TASK DETAILS = Collect all lines containing the word "that" from the data.

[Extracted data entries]
....

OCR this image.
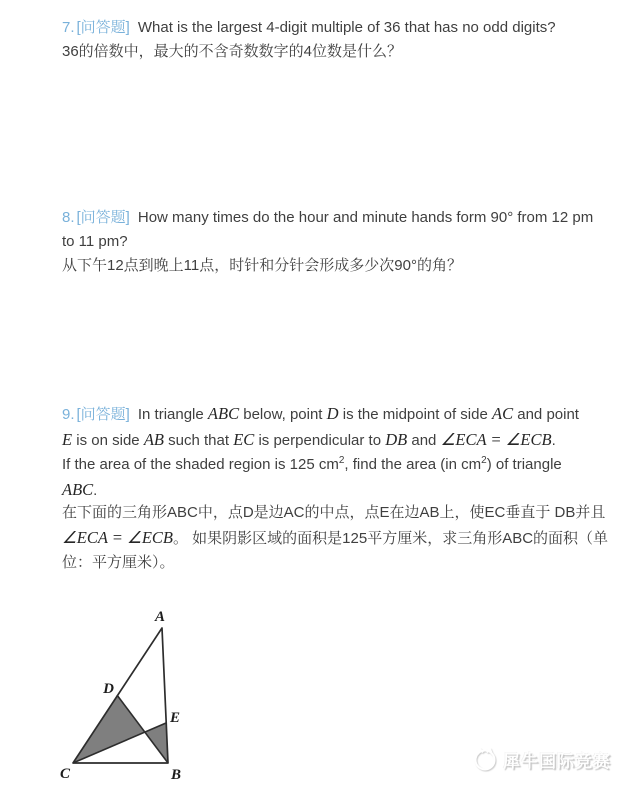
7. [问答题] What is the largest 4-digit multiple of 36 that has no odd digits?
36的倍数中，最大的不含奇数数字的4位数是什么？
8. [问答题] How many times do the hour and minute hands form 90° from 12 pm
to 11 pm?
从下午12点到晚上11点，时针和分针会形成多少次90°的角？
9. [问答题] In triangle ABC below, point D is the midpoint of side AC and point
E is on side AB such that EC is perpendicular to DB and ∠ECA = ∠ECB.
If the area of the shaded region is 125 $cm^2$, find the area (in $cm^2$) of triangle
ABC.
在下面的三角形ABC中，点D是边AC的中点，点E在边AB上，使EC垂直于 DB并且
∠ECA = ∠ECB。 如果阴影区域的面积是125平方厘米，求三角形ABC的面积（单
位：平方厘米）。
A
D
E
C	B
犀牛国际竞赛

....

ANSWER TO THE EXERCISE =
7. [问答题] What is the largest 4-digit multiple of 36 that has no odd digits?
E is on side AB such that EC is perpendicular to DB and ∠ECA = ∠ECB.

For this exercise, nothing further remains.